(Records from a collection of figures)
....

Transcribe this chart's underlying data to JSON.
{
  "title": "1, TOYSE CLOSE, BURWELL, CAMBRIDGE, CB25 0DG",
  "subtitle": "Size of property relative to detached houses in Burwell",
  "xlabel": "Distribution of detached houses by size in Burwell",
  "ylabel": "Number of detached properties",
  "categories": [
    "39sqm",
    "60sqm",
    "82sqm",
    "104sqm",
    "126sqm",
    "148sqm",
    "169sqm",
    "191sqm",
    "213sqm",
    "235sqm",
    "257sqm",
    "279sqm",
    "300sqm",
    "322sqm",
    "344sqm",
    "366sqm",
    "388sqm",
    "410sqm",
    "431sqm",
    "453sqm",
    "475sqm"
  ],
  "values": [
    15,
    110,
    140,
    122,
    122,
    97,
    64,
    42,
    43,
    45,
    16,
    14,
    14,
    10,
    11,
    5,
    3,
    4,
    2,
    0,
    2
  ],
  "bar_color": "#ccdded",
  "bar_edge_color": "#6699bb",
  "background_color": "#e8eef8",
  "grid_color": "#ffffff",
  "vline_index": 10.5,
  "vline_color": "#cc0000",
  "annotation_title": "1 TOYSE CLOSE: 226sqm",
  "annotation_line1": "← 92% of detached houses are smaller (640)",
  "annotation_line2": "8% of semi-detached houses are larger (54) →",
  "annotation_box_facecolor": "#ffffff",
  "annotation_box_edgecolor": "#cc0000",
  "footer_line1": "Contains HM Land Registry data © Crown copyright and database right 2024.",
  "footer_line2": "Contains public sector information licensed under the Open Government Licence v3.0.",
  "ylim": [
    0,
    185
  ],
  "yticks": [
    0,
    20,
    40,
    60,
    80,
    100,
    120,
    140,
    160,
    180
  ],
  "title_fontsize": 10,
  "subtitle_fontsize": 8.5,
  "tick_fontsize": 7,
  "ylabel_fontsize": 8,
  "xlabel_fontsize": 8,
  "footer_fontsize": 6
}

....

## The exercise
Reproduce the material verbatim, line by line.

## Answer in full
Transcribe this chart's underlying data to JSON.
{
  "title": "1, TOYSE CLOSE, BURWELL, CAMBRIDGE, CB25 0DG",
  "subtitle": "Size of property relative to detached houses in Burwell",
  "xlabel": "Distribution of detached houses by size in Burwell",
  "ylabel": "Number of detached properties",
  "categories": [
    "39sqm",
    "60sqm",
    "82sqm",
    "104sqm",
    "126sqm",
    "148sqm",
    "169sqm",
    "191sqm",
    "213sqm",
    "235sqm",
    "257sqm",
    "279sqm",
    "300sqm",
    "322sqm",
    "344sqm",
    "366sqm",
    "388sqm",
    "410sqm",
    "431sqm",
    "453sqm",
    "475sqm"
  ],
  "values": [
    15,
    110,
    140,
    122,
    122,
    97,
    64,
    42,
    43,
    45,
    16,
    14,
    14,
    10,
    11,
    5,
    3,
    4,
    2,
    0,
    2
  ],
  "bar_color": "#ccdded",
  "bar_edge_color": "#6699bb",
  "background_color": "#e8eef8",
  "grid_color": "#ffffff",
  "vline_index": 10.5,
  "vline_color": "#cc0000",
  "annotation_title": "1 TOYSE CLOSE: 226sqm",
  "annotation_line1": "← 92% of detached houses are smaller (640)",
  "annotation_line2": "8% of semi-detached houses are larger (54) →",
  "annotation_box_facecolor": "#ffffff",
  "annotation_box_edgecolor": "#cc0000",
  "footer_line1": "Contains HM Land Registry data © Crown copyright and database right 2024.",
  "footer_line2": "Contains public sector information licensed under the Open Government Licence v3.0.",
  "ylim": [
    0,
    185
  ],
  "yticks": [
    0,
    20,
    40,
    60,
    80,
    100,
    120,
    140,
    160,
    180
  ],
  "title_fontsize": 10,
  "subtitle_fontsize": 8.5,
  "tick_fontsize": 7,
  "ylabel_fontsize": 8,
  "xlabel_fontsize": 8,
  "footer_fontsize": 6
}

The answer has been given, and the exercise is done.